Exercise description - Restate the entire listing word for word.

Record list -
□ □ □ □
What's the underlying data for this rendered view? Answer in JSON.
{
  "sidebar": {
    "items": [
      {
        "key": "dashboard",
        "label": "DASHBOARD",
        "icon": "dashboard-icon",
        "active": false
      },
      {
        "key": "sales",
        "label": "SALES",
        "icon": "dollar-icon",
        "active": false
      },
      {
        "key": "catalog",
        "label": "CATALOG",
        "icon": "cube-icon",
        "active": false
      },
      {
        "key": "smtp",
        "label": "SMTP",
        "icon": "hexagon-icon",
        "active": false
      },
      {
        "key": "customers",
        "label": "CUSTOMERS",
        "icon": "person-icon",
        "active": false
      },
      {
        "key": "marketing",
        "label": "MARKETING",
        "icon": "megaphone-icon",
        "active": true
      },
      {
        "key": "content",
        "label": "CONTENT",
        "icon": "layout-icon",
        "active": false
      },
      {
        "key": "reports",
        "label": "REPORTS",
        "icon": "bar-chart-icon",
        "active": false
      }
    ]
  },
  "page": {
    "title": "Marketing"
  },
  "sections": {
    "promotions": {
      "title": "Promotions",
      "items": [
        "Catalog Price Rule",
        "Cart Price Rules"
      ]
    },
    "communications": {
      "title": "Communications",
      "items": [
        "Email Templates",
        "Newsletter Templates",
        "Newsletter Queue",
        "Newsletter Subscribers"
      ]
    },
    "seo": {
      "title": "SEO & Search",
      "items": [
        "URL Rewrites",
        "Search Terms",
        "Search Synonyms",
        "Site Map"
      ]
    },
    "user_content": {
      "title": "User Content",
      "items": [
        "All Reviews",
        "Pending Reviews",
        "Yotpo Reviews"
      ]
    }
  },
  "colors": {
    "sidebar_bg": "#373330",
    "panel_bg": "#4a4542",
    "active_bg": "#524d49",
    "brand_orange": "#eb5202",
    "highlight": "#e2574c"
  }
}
□ □ □ □
Completed exercise -
What's the underlying data for this rendered view? Answer in JSON.
{
  "sidebar": {
    "items": [
      {
        "key": "dashboard",
        "label": "DASHBOARD",
        "icon": "dashboard-icon",
        "active": false
      },
      {
        "key": "sales",
        "label": "SALES",
        "icon": "dollar-icon",
        "active": false
      },
      {
        "key": "catalog",
        "label": "CATALOG",
        "icon": "cube-icon",
        "active": false
      },
      {
        "key": "smtp",
        "label": "SMTP",
        "icon": "hexagon-icon",
        "active": false
      },
      {
        "key": "customers",
        "label": "CUSTOMERS",
        "icon": "person-icon",
        "active": false
      },
      {
        "key": "marketing",
        "label": "MARKETING",
        "icon": "megaphone-icon",
        "active": true
      },
      {
        "key": "content",
        "label": "CONTENT",
        "icon": "layout-icon",
        "active": false
      },
      {
        "key": "reports",
        "label": "REPORTS",
        "icon": "bar-chart-icon",
        "active": false
      }
    ]
  },
  "page": {
    "title": "Marketing"
  },
  "sections": {
    "promotions": {
      "title": "Promotions",
      "items": [
        "Catalog Price Rule",
        "Cart Price Rules"
      ]
    },
    "communications": {
      "title": "Communications",
      "items": [
        "Email Templates",
        "Newsletter Templates",
        "Newsletter Queue",
        "Newsletter Subscribers"
      ]
    },
    "seo": {
      "title": "SEO & Search",
      "items": [
        "URL Rewrites",
        "Search Terms",
        "Search Synonyms",
        "Site Map"
      ]
    },
    "user_content": {
      "title": "User Content",
      "items": [
        "All Reviews",
        "Pending Reviews",
        "Yotpo Reviews"
      ]
    }
  },
  "colors": {
    "sidebar_bg": "#373330",
    "panel_bg": "#4a4542",
    "active_bg": "#524d49",
    "brand_orange": "#eb5202",
    "highlight": "#e2574c"
  }
}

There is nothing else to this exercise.